■ EXERCISE DIRECTIONS
Search the records for "which" and copy each line that holds it.

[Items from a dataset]

════

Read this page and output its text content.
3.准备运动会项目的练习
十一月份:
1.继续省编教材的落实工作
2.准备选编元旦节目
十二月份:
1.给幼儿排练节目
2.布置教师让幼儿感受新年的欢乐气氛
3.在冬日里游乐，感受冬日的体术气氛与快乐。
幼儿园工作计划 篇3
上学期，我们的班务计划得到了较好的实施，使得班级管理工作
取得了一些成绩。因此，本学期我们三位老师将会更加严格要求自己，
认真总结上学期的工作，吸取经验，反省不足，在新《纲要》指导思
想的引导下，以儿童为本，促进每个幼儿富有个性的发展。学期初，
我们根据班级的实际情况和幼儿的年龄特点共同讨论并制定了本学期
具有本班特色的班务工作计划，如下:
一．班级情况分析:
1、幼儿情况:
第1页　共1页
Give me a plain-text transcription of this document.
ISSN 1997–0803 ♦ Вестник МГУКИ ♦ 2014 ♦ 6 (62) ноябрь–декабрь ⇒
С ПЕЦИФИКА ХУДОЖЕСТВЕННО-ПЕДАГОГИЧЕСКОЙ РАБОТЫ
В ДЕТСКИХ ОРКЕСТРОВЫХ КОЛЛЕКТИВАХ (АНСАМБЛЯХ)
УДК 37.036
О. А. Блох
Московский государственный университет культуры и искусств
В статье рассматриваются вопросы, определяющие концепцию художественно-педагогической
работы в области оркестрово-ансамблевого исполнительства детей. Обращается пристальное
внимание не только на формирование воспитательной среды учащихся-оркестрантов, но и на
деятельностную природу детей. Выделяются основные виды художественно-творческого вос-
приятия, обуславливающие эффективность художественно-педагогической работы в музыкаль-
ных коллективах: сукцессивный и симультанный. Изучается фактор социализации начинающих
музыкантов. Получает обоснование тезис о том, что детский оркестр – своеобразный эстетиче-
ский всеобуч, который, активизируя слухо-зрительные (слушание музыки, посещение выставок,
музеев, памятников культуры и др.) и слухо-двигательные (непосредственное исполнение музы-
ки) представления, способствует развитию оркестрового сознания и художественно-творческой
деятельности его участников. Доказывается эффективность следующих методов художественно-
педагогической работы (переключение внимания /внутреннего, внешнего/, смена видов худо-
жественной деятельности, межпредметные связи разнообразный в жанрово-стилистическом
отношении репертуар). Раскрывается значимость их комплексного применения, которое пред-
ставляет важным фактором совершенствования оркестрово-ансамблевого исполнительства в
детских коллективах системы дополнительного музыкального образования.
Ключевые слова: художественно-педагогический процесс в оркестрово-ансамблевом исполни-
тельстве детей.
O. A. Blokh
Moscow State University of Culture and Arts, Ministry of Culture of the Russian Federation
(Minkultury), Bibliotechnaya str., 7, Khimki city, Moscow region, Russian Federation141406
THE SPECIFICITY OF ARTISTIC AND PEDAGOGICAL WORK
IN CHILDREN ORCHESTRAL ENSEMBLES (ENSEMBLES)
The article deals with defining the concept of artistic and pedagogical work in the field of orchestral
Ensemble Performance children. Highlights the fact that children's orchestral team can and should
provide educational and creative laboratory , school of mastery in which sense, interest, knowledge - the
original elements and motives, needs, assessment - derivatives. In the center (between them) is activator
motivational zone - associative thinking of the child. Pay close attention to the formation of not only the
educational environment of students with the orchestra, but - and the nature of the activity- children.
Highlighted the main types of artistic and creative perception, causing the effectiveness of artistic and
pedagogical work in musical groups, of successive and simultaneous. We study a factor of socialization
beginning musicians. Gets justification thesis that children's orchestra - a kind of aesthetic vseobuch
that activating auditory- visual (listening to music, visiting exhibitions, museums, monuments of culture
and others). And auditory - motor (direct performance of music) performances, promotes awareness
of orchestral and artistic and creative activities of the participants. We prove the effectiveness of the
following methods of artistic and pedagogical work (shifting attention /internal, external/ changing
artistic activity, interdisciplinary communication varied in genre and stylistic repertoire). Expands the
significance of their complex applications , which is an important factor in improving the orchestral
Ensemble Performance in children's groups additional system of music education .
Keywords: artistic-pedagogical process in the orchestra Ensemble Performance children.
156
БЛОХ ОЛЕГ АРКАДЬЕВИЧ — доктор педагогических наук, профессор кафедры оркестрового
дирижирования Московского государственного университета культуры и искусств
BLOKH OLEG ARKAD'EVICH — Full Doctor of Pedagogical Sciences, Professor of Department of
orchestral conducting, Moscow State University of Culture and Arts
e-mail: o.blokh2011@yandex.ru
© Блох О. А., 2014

════

■ IN RESPONSE
provide educational and creative laboratory , school of mastery in which sense, interest, knowledge - the
significance of their complex applications , which is an important factor in improving the orchestral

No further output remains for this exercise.